◆ **AIM OF THE EXERCISE**
Find all the lines with "avec" and gather them.

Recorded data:
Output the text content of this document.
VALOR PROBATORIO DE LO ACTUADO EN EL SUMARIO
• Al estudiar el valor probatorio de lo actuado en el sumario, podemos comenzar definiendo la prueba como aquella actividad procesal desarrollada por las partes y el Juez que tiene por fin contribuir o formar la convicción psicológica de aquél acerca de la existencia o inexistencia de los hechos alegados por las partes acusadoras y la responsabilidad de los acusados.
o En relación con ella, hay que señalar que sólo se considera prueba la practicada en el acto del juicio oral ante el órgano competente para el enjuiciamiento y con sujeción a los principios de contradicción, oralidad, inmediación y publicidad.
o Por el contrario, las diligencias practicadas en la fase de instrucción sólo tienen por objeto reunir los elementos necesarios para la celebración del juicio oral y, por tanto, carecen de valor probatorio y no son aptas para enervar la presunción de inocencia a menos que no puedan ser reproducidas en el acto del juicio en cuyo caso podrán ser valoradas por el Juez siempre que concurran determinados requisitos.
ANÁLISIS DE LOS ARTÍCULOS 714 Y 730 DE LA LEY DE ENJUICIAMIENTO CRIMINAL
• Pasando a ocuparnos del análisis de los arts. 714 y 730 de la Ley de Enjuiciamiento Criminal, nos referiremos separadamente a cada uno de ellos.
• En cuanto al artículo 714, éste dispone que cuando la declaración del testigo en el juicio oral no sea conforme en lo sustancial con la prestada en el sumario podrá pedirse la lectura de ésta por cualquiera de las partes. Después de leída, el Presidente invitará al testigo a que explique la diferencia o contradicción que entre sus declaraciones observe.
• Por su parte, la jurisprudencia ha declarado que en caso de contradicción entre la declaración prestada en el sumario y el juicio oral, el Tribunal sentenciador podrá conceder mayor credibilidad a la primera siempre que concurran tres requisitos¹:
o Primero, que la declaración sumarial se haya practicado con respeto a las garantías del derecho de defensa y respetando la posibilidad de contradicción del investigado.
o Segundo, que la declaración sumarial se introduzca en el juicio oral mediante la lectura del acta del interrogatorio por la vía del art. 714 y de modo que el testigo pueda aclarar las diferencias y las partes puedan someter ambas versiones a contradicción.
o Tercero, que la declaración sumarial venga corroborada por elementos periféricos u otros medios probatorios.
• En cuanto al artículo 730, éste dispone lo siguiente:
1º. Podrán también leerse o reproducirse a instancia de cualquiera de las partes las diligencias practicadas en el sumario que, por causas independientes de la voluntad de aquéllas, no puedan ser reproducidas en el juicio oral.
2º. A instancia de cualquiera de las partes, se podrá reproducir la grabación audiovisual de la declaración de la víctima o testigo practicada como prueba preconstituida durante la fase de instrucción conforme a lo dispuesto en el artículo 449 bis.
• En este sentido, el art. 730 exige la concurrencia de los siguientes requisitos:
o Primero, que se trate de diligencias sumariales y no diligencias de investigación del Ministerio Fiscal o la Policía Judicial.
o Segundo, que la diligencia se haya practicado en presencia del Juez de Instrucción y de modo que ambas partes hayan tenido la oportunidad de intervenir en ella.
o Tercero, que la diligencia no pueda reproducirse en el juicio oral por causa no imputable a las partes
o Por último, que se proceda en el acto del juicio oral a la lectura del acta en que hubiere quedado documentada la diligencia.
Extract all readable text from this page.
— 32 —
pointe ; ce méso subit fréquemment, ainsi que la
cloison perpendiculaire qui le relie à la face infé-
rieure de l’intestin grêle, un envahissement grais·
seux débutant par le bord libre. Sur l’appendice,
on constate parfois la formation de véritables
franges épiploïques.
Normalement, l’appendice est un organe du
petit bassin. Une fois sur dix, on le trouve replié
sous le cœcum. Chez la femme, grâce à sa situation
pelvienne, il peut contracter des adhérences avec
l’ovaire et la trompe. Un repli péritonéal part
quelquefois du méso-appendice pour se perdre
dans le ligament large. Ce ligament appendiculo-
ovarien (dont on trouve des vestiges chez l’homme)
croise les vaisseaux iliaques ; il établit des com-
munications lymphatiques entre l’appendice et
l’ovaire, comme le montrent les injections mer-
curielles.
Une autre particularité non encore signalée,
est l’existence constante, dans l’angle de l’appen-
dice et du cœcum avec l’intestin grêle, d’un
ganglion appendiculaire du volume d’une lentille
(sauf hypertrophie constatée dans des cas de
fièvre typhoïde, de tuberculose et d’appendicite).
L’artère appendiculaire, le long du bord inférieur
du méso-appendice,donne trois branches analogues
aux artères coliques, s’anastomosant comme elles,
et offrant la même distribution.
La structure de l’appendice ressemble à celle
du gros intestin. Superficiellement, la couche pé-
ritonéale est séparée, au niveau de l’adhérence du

◆ **REPLY**
pelvienne, il peut contracter des adhérences avec
dice et du cœcum avec l’intestin grêle, d’un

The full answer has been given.